Place every line of the items below into a JSON list of strings, one string per line, with blank lines omitted. Leave the pictures out of the answer.

(Spatial annotation entries)
——————
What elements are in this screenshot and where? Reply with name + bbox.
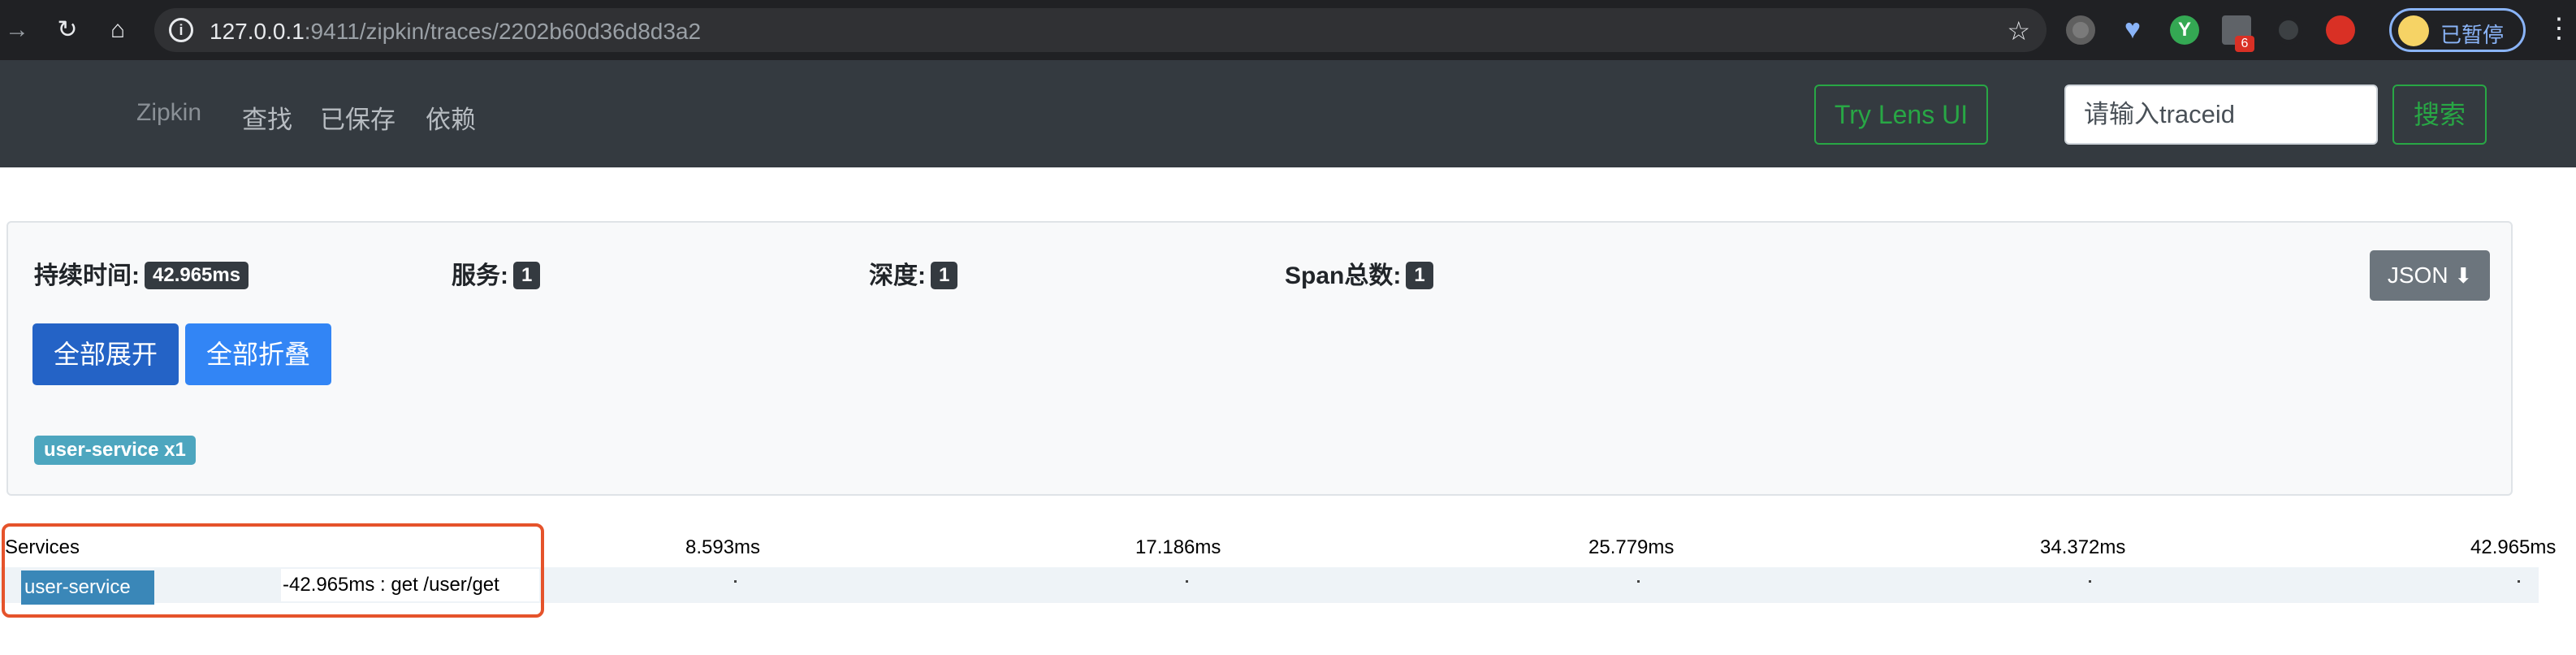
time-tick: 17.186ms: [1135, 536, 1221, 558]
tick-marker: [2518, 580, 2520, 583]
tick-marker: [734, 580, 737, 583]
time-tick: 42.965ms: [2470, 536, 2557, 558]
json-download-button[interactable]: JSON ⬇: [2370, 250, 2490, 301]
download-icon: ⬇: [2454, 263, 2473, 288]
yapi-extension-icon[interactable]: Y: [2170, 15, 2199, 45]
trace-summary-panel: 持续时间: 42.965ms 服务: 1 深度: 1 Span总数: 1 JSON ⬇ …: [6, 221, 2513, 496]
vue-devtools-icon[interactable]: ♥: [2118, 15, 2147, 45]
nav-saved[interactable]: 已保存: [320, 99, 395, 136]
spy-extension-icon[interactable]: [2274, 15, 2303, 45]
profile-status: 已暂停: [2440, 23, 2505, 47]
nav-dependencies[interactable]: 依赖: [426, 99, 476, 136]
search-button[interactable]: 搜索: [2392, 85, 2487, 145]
——————
Complete output
[
  "What elements are in this screenshot and where? Reply with name + bbox.",
  "time-tick: 17.186ms: [1135, 536, 1221, 558]",
  "tick-marker: [2518, 580, 2520, 583]",
  "tick-marker: [734, 580, 737, 583]",
  "time-tick: 42.965ms: [2470, 536, 2557, 558]",
  "json-download-button[interactable]: JSON ⬇: [2370, 250, 2490, 301]",
  "download-icon: ⬇: [2454, 263, 2473, 288]",
  "yapi-extension-icon[interactable]: Y: [2170, 15, 2199, 45]",
  "trace-summary-panel: 持续时间: 42.965ms 服务: 1 深度: 1 Span总数: 1 JSON ⬇ …: [6, 221, 2513, 496]",
  "vue-devtools-icon[interactable]: ♥: [2118, 15, 2147, 45]",
  "nav-saved[interactable]: 已保存: [320, 99, 395, 136]",
  "spy-extension-icon[interactable]: [2274, 15, 2303, 45]",
  "profile-status: 已暂停: [2440, 23, 2505, 47]",
  "nav-dependencies[interactable]: 依赖: [426, 99, 476, 136]",
  "search-button[interactable]: 搜索: [2392, 85, 2487, 145]"
]